#### What the task requires:
Show all lines that include the string "this"; copy each one.

┌──

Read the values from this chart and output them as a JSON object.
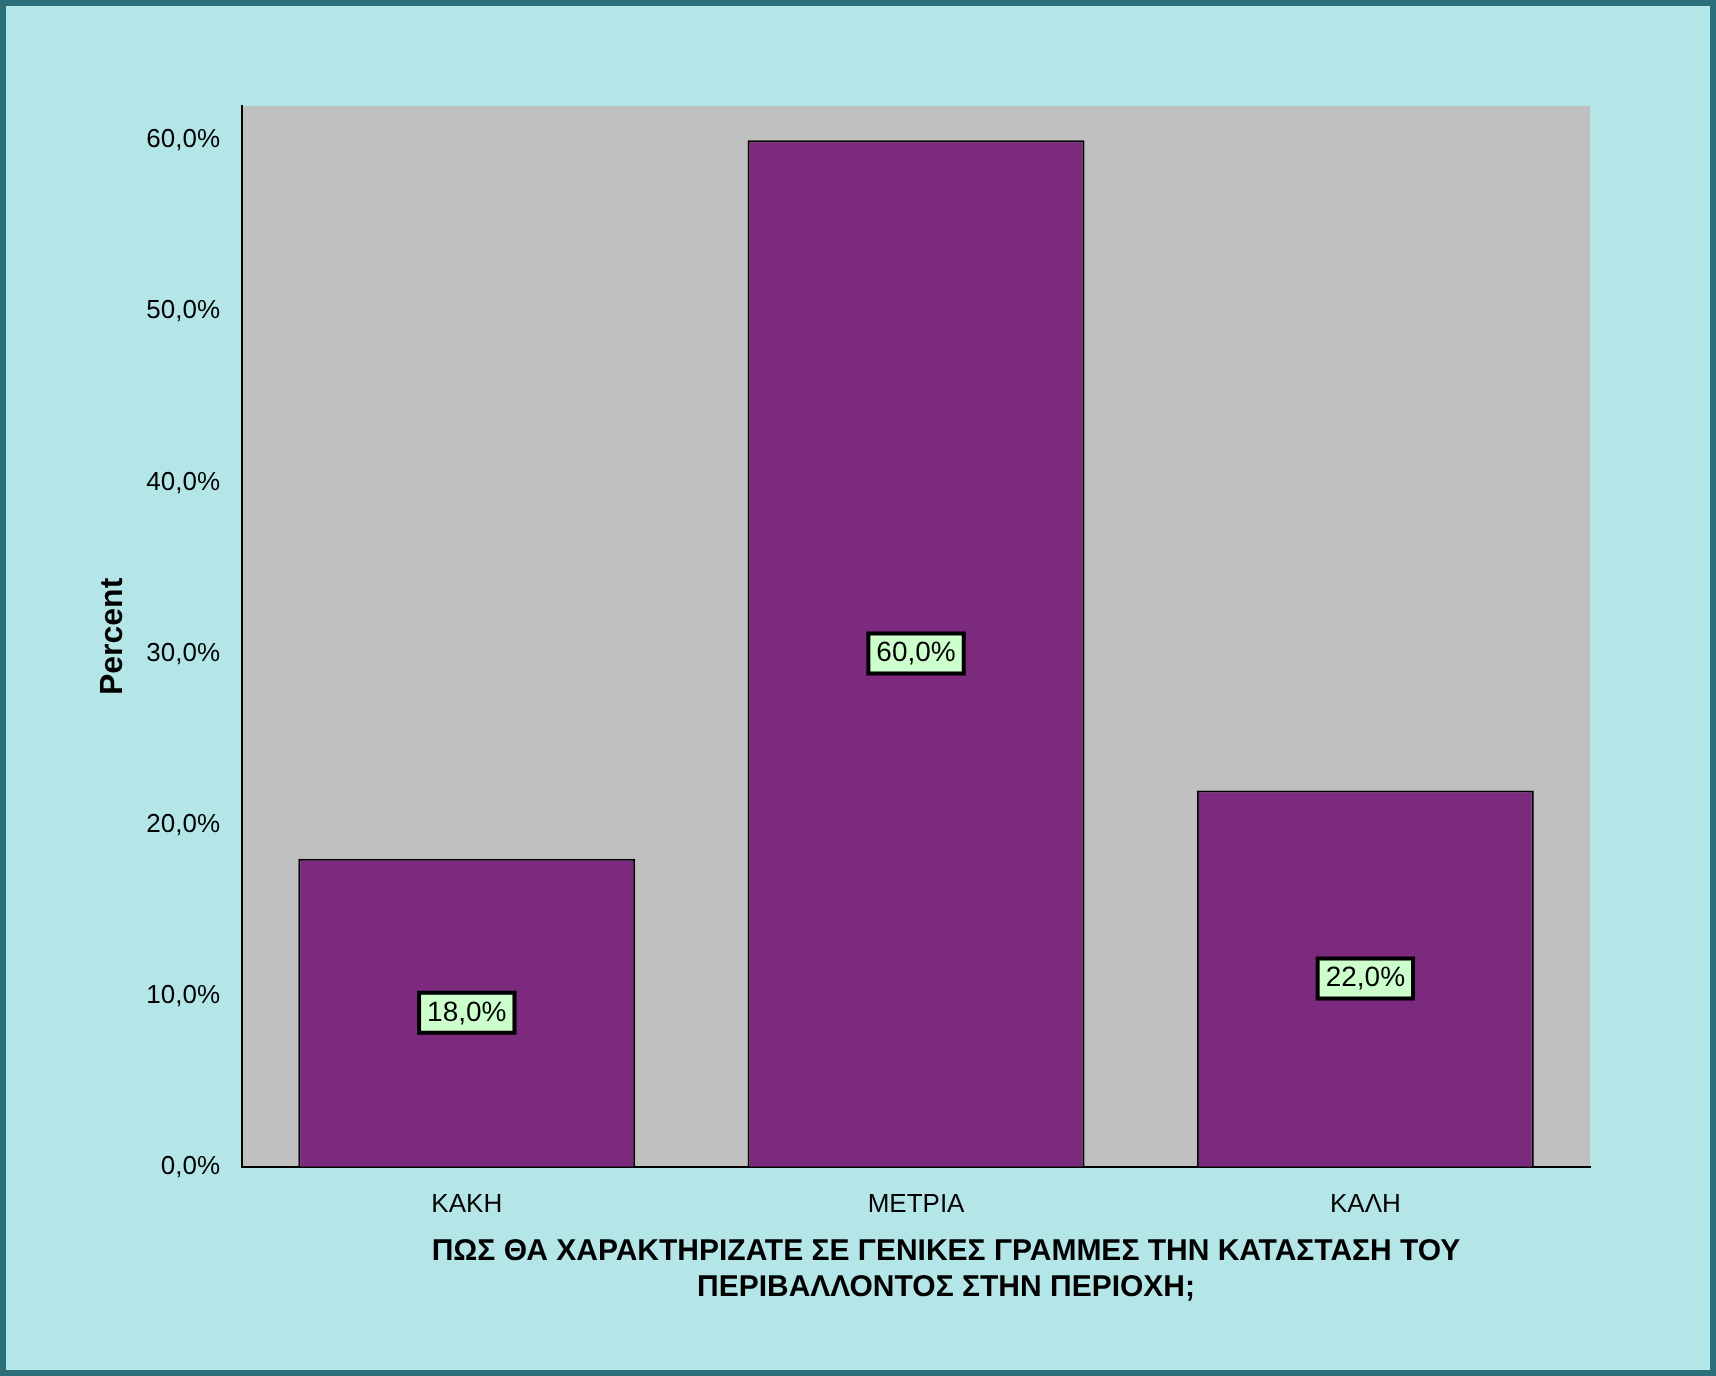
{
  "chart_data": {
    "type": "bar",
    "xlabel": "ΠΩΣ ΘΑ ΧΑΡΑΚΤΗΡΙΖΑΤΕ ΣΕ ΓΕΝΙΚΕΣ ΓΡΑΜΜΕΣ ΤΗΝ ΚΑΤΑΣΤΑΣΗ ΤΟΥ ΠΕΡΙΒΑΛΛΟΝΤΟΣ ΣΤΗΝ ΠΕΡΙΟΧΗ;",
    "ylabel": "Percent",
    "categories": [
      "ΚΑΚΗ",
      "ΜΕΤΡΙΑ",
      "ΚΑΛΗ"
    ],
    "values": [
      18,
      60,
      22
    ],
    "value_labels": [
      "18,0%",
      "60,0%",
      "22,0%"
    ],
    "color": "#7b2a7e",
    "ylim": [
      0,
      62
    ],
    "yticks": [
      {
        "value": 0,
        "label": "0,0%"
      },
      {
        "value": 10,
        "label": "10,0%"
      },
      {
        "value": 20,
        "label": "20,0%"
      },
      {
        "value": 30,
        "label": "30,0%"
      },
      {
        "value": 40,
        "label": "40,0%"
      },
      {
        "value": 50,
        "label": "50,0%"
      },
      {
        "value": 60,
        "label": "60,0%"
      }
    ]
  }
}
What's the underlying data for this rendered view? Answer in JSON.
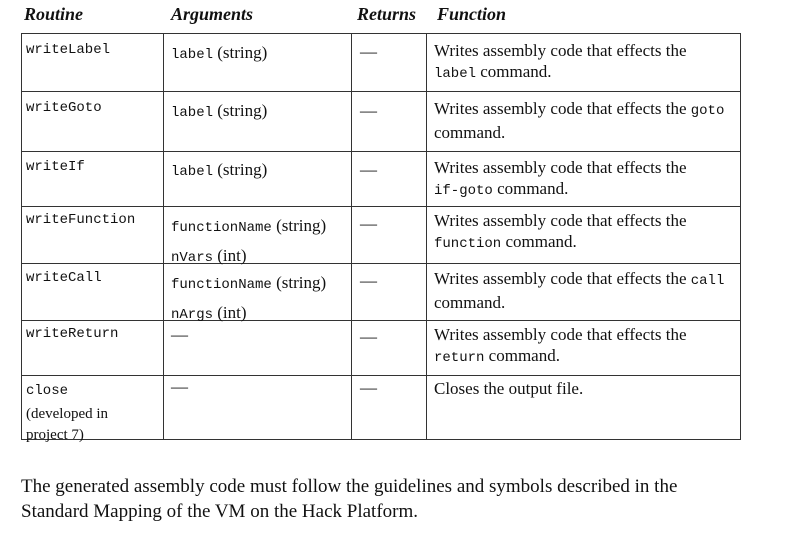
{
  "headers": {
    "routine": "Routine",
    "arguments": "Arguments",
    "returns": "Returns",
    "function": "Function"
  },
  "rows": [
    {
      "routine": "writeLabel",
      "arg1_name": "label",
      "arg1_type": " (string)",
      "returns": "—",
      "func_a": "Writes assembly code that effects the",
      "func_code": "label",
      "func_b": " command."
    },
    {
      "routine": "writeGoto",
      "arg1_name": "label",
      "arg1_type": " (string)",
      "returns": "—",
      "func_a": "Writes assembly code that effects the ",
      "func_code": "goto",
      "func_b": "command."
    },
    {
      "routine": "writeIf",
      "arg1_name": "label",
      "arg1_type": " (string)",
      "returns": "—",
      "func_a": "Writes assembly code that effects the",
      "func_code": "if-goto",
      "func_b": " command."
    },
    {
      "routine": "writeFunction",
      "arg1_name": "functionName",
      "arg1_type": " (string)",
      "arg2_name": "nVars",
      "arg2_type": " (int)",
      "returns": "—",
      "func_a": "Writes assembly code that effects the",
      "func_code": "function",
      "func_b": " command."
    },
    {
      "routine": "writeCall",
      "arg1_name": "functionName",
      "arg1_type": " (string)",
      "arg2_name": "nArgs",
      "arg2_type": " (int)",
      "returns": "—",
      "func_a": "Writes assembly code that effects the ",
      "func_code": "call",
      "func_b": "command."
    },
    {
      "routine": "writeReturn",
      "arg_dash": "—",
      "returns": "—",
      "func_a": "Writes assembly code that effects the",
      "func_code": "return",
      "func_b": " command."
    },
    {
      "routine": "close",
      "routine_note_1": "(developed in",
      "routine_note_2": "project 7)",
      "arg_dash": "—",
      "returns": "—",
      "func_a": "Closes the output file."
    }
  ],
  "footer": {
    "line1": "The generated assembly code must follow the guidelines and symbols described in the",
    "line2": "Standard Mapping of the VM on the Hack Platform."
  }
}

└──

#### Correct result:
Read the values from this chart and output them as a JSON object.
What's the underlying data for this rendered view? Answer in JSON.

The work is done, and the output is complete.